# Start of TASK MATERIAL

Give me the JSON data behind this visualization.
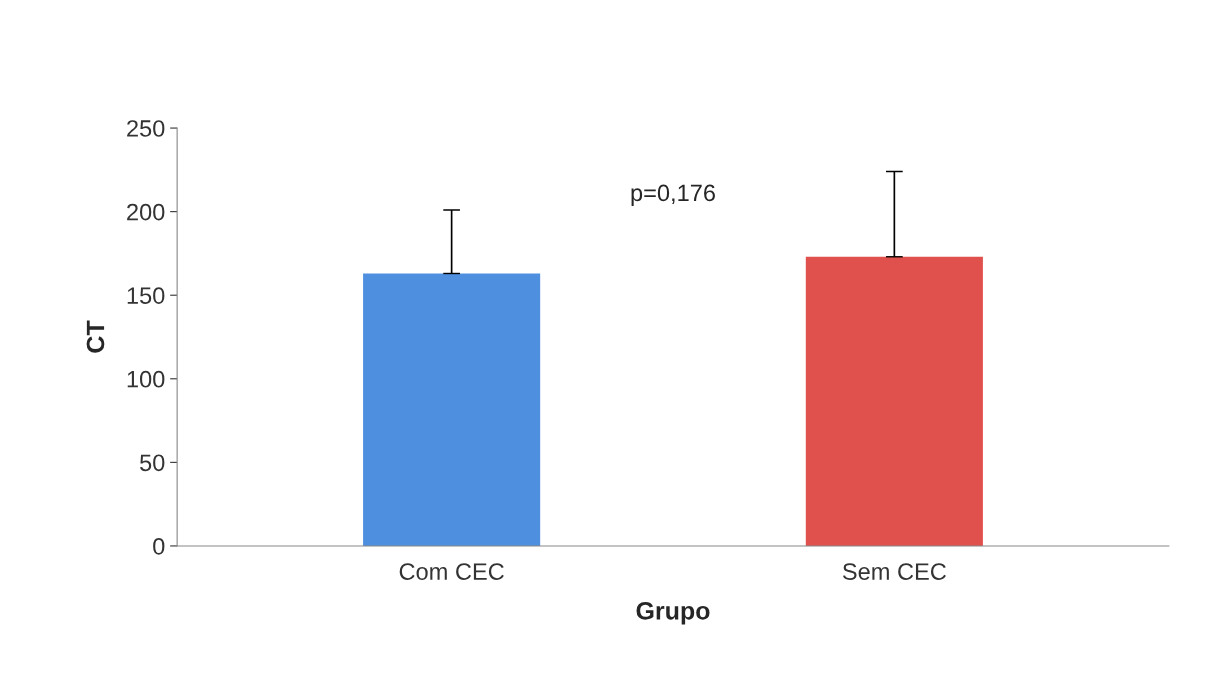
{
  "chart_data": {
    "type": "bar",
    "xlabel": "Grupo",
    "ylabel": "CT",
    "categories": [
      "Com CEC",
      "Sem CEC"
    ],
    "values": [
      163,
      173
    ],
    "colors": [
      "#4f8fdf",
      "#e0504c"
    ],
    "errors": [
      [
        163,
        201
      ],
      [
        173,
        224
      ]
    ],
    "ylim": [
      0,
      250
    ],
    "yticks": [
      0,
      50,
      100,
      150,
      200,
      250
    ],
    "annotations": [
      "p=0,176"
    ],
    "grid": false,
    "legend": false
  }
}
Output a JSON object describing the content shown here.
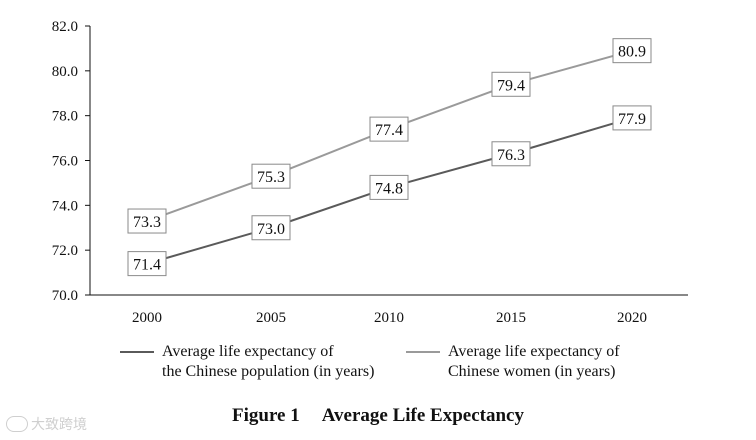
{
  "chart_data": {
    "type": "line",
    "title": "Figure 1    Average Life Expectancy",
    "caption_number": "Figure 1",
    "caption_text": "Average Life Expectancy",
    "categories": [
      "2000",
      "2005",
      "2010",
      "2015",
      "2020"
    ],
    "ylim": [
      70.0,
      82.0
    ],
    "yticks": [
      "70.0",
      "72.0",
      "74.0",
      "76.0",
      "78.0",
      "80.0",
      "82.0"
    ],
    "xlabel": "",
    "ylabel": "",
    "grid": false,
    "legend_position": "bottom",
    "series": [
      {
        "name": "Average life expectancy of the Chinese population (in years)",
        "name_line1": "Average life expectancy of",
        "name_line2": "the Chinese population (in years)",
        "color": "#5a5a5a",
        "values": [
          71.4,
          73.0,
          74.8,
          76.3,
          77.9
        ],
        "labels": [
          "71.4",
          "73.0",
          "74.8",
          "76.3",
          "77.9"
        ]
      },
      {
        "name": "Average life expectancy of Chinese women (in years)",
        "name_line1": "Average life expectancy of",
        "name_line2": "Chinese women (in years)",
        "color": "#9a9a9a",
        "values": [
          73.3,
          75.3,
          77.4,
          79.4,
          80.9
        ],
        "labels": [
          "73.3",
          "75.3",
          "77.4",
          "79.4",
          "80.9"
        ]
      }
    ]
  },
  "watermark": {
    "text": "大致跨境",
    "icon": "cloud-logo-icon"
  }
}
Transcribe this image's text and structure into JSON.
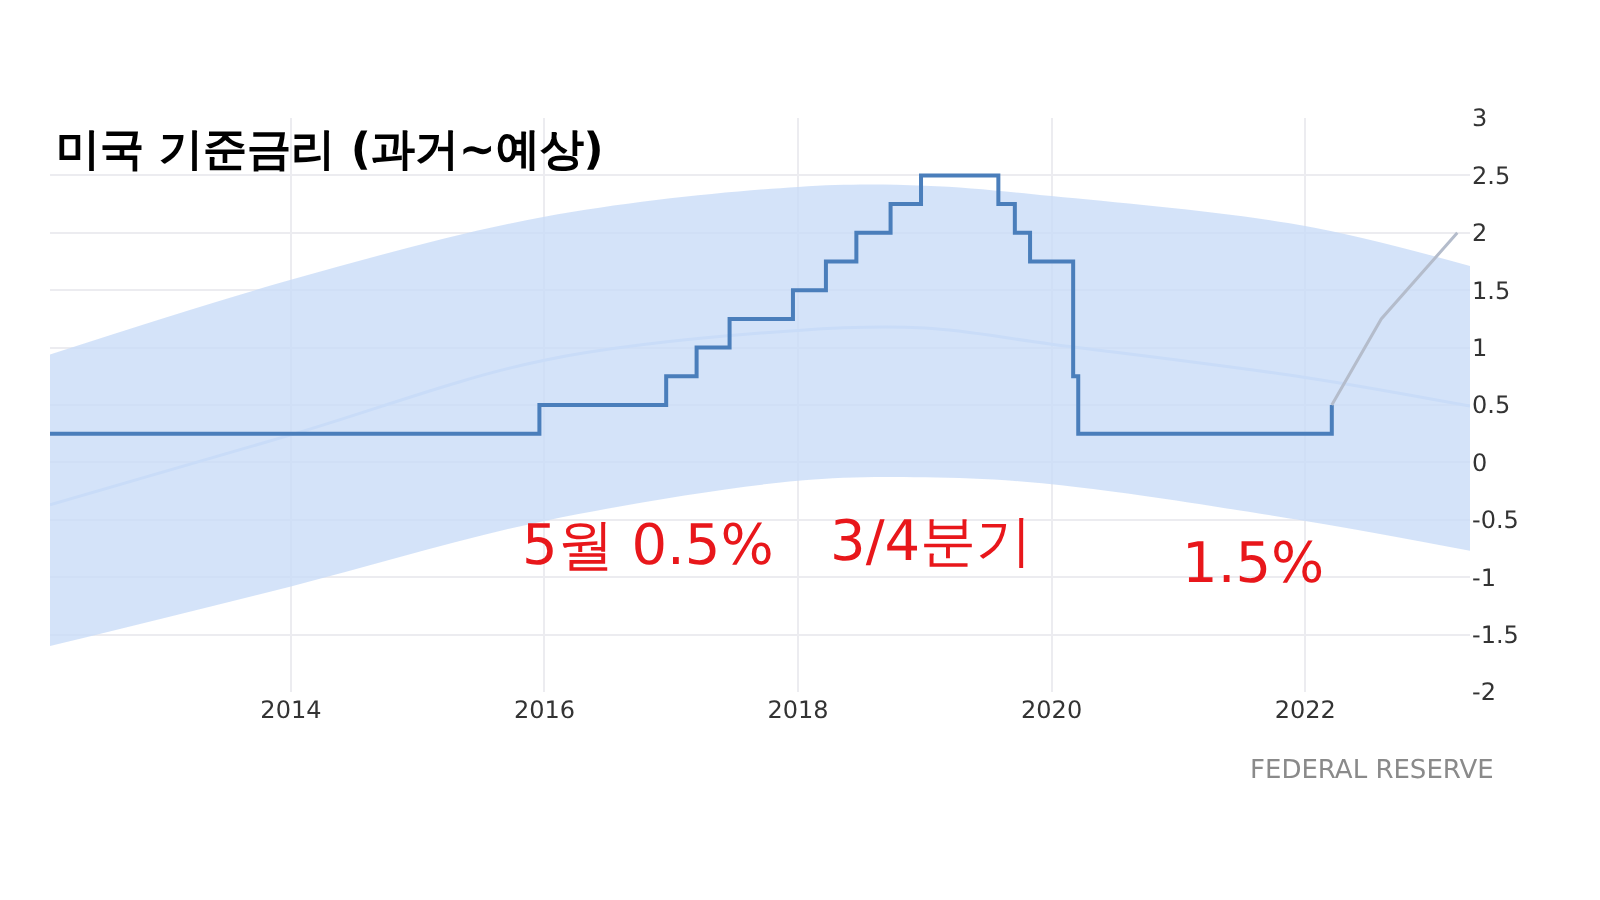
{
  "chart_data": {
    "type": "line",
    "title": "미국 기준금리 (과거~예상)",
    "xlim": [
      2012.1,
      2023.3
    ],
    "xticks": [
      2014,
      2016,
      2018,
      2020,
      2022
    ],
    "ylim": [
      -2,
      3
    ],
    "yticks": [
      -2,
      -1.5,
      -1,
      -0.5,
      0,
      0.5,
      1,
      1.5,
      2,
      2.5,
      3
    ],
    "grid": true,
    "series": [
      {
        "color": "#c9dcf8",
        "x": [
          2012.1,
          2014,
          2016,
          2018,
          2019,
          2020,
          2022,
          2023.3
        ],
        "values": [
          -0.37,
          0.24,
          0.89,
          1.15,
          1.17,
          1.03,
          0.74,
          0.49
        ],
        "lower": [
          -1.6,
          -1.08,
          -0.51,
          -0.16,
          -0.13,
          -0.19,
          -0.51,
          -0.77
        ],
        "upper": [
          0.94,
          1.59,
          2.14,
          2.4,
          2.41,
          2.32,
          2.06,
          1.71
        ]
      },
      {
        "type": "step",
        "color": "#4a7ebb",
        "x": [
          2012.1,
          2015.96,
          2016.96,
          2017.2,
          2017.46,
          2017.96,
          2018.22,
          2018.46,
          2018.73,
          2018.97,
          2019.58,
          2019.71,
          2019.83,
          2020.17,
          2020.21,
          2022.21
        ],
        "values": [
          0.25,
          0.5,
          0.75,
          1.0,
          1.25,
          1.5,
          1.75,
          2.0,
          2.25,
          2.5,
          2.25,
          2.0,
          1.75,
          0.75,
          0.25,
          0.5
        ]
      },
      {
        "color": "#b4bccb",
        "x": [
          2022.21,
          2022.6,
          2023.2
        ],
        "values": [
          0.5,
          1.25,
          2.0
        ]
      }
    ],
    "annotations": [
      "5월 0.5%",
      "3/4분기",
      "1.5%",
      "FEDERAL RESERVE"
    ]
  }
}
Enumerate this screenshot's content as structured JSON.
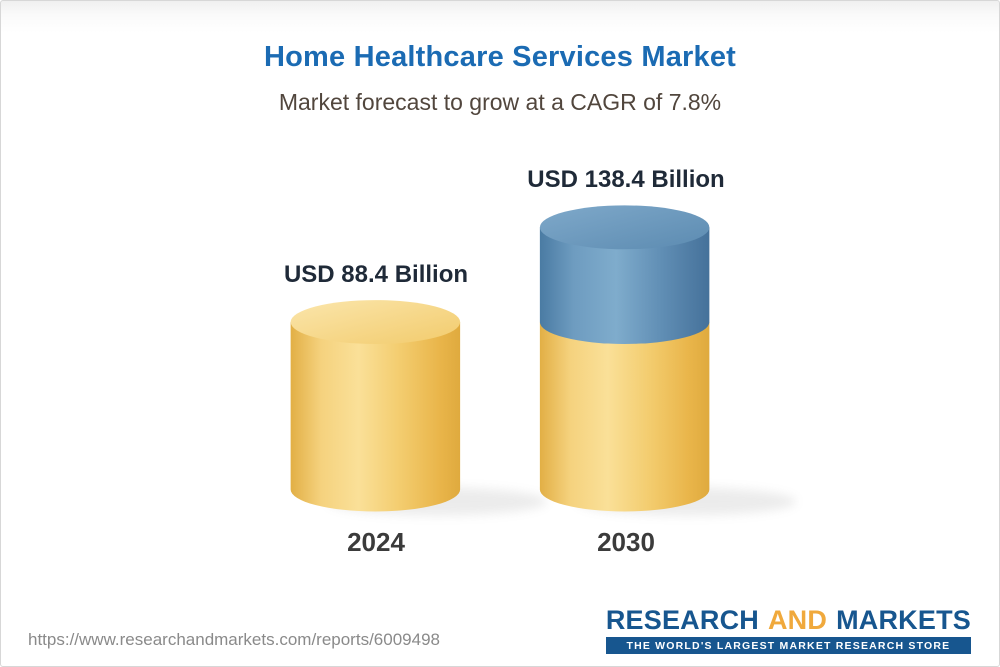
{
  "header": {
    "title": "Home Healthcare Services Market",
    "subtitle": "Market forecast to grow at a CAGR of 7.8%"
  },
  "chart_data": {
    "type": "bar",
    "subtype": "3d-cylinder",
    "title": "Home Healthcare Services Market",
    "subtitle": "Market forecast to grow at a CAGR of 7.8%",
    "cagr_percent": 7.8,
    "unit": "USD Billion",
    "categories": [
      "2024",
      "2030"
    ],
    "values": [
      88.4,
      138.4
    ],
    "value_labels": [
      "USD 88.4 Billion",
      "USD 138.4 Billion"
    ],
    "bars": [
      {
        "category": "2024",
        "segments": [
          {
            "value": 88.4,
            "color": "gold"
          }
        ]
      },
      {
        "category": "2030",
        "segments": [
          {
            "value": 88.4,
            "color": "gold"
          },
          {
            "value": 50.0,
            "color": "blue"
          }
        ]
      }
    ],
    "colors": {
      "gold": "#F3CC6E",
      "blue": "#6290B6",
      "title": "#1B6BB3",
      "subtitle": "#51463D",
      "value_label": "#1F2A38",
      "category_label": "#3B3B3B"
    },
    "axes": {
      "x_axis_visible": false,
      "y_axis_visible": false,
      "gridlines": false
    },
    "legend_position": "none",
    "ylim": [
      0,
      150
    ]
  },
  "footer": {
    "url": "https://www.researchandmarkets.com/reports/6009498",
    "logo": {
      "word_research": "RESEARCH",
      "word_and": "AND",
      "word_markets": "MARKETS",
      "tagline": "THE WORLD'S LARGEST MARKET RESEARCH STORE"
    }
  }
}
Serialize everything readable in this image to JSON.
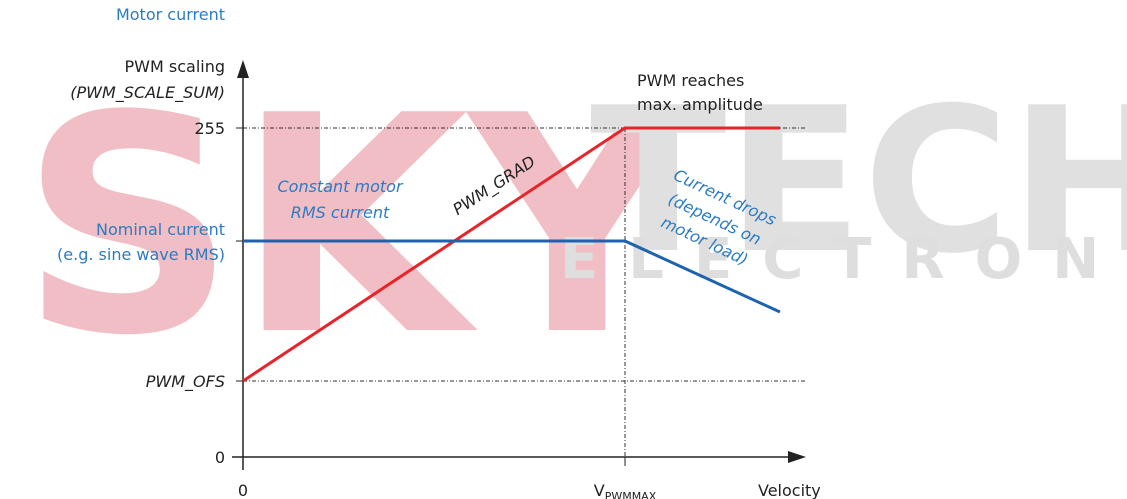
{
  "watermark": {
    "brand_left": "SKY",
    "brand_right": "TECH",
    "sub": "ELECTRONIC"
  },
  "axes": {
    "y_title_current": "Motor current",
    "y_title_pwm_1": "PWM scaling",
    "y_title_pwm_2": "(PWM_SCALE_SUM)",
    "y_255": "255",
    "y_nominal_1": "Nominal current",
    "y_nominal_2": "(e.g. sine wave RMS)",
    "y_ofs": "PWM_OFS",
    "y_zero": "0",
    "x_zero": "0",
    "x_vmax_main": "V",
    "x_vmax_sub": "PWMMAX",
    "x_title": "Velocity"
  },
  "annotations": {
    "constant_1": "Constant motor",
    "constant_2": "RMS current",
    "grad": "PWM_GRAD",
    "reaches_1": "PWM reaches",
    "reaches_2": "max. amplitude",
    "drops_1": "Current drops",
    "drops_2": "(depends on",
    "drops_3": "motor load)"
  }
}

# End of TASK MATERIAL

▸ EXERCISE TASK: In the records above, locate the lines holding the word "years". Copy each of them.

▸ SOLUTION:
        "name": "Average life expectancy of the Chinese population (in years)",
        "name_line2": "the Chinese population (in years)",
        "name": "Average life expectancy of Chinese women (in years)",
        "name_line2": "Chinese women (in years)",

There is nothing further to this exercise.